:: OBJECTIVE ::
Please reproduce the alumni feature word for word, from "During his first" up to and including "project so far?".

:: SOURCE EXTRACT ::
• • • • • • •

SIDM Alumni Feature: Remus Low
By Lynette Wu
School of Interactive & Digital Media
Published on 30 Jun 2020
Wonder how it is like working as an animator on a Scooby Doo?
Curious about life after SIDM and National Service?
We spoke to our SIDM Alumnus Remus Low to find out more about his job at ReelFX, his journey from NYP to where he is now and some words of advice he has for aspiring animators!
Remus graduated from NYP Diploma in Digital Media Design (Animation) in 2014.
After graduating, he had a couple of months before entering National Service, where he took the initiative to apply for an internship with Omens Studios (an award-winning animation and interactive studio based in Singapore) and managed to get in. During his time with Omens he worked on animation for TV series.
After completing his National Service, he applied at various studios and ultimately, was accepted at Cum Creative (which was setup by a fellow NYP SIDM Alumni).
During his first year with Cum Creative Remus also took part in NYP’s Earn & Learn programme taking classes and working at the studio simultaneously. During his second year, he took an Animation online course on Animschool for 1.5 years furthering his education and preparing his demoreel for his next big move leading him to where he is now at ReelFX, based in Canada.
What do you enjoy most about your work? What has been your favourite project so far?
Animating is always a joy. When I’m thinking and finding interesting ways to bring characters to life, the process brings me a unique sense of fulfilment.

• • • • • • •

:: RECORDS PROVIDED ::
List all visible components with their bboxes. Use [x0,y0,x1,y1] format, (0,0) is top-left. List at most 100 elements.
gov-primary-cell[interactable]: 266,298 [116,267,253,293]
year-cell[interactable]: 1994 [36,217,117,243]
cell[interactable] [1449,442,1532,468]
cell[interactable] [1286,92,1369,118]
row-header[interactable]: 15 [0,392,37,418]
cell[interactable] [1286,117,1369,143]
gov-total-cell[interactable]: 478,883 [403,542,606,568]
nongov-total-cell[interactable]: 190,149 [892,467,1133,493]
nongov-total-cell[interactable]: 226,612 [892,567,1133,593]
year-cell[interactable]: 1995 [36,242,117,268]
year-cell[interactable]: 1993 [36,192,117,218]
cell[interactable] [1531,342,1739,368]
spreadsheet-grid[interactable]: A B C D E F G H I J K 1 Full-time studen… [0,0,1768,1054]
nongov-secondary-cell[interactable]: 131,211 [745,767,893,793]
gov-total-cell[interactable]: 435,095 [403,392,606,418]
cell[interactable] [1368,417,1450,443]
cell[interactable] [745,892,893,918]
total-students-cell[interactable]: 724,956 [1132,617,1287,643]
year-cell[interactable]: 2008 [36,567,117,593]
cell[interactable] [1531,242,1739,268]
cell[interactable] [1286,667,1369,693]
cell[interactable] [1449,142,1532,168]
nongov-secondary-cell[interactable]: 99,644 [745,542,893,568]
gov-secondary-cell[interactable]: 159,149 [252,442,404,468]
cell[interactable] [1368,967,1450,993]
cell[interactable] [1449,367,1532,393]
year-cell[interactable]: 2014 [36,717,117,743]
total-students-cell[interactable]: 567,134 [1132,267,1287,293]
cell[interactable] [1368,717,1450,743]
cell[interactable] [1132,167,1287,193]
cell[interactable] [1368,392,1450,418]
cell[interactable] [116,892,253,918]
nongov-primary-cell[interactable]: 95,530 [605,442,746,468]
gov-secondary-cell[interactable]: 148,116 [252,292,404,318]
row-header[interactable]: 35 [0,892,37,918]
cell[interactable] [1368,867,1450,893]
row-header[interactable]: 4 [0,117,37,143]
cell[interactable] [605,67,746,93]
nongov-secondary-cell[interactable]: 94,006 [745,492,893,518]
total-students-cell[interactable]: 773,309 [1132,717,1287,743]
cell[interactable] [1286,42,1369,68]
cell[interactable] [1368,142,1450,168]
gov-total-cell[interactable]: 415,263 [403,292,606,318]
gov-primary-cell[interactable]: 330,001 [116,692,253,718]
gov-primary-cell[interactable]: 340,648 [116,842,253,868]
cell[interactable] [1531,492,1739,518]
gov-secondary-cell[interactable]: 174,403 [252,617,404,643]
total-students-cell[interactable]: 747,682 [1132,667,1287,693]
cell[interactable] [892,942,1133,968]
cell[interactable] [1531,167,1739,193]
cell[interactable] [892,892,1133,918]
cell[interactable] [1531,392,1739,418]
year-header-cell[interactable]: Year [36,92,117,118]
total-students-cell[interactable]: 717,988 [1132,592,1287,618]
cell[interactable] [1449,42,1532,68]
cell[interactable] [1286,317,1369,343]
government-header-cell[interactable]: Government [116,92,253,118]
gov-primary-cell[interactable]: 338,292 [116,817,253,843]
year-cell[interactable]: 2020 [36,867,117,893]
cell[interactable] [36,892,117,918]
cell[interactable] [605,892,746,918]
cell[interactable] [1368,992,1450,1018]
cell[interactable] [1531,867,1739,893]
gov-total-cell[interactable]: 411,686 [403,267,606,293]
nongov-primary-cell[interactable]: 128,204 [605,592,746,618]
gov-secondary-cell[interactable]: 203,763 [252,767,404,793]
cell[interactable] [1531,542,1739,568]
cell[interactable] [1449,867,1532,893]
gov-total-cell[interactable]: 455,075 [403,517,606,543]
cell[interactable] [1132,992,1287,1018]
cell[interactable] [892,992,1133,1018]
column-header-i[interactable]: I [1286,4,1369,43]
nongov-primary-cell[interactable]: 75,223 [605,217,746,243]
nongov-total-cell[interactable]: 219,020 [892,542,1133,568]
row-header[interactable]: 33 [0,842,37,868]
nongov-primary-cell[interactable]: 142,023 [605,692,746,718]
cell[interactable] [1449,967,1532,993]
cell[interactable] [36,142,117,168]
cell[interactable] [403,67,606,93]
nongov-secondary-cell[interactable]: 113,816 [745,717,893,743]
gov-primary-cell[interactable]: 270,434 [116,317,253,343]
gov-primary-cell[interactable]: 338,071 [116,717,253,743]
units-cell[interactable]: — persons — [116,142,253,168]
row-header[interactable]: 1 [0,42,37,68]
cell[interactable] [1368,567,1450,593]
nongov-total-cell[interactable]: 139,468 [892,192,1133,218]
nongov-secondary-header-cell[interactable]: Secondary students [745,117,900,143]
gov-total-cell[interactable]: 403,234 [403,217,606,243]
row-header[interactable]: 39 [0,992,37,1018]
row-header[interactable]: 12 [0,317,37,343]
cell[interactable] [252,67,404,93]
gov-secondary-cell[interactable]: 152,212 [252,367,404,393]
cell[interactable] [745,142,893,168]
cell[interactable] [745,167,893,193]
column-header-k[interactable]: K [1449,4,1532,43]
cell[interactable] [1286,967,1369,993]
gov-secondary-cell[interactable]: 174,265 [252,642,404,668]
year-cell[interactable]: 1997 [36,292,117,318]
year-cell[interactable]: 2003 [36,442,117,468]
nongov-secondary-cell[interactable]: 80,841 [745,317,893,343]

• • • • • • •

:: TASK OUTPUT ::
During his first year with Cum Creative Remus also took part in NYP’s Earn & Learn programme taking classes and working at the studio simultaneously. During his second year, he took an Animation online course on Animschool for 1.5 years furthering his education and preparing his demoreel for his next big move leading him to where he is now at ReelFX, based in Canada.
What do you enjoy most about your work? What has been your favourite project so far?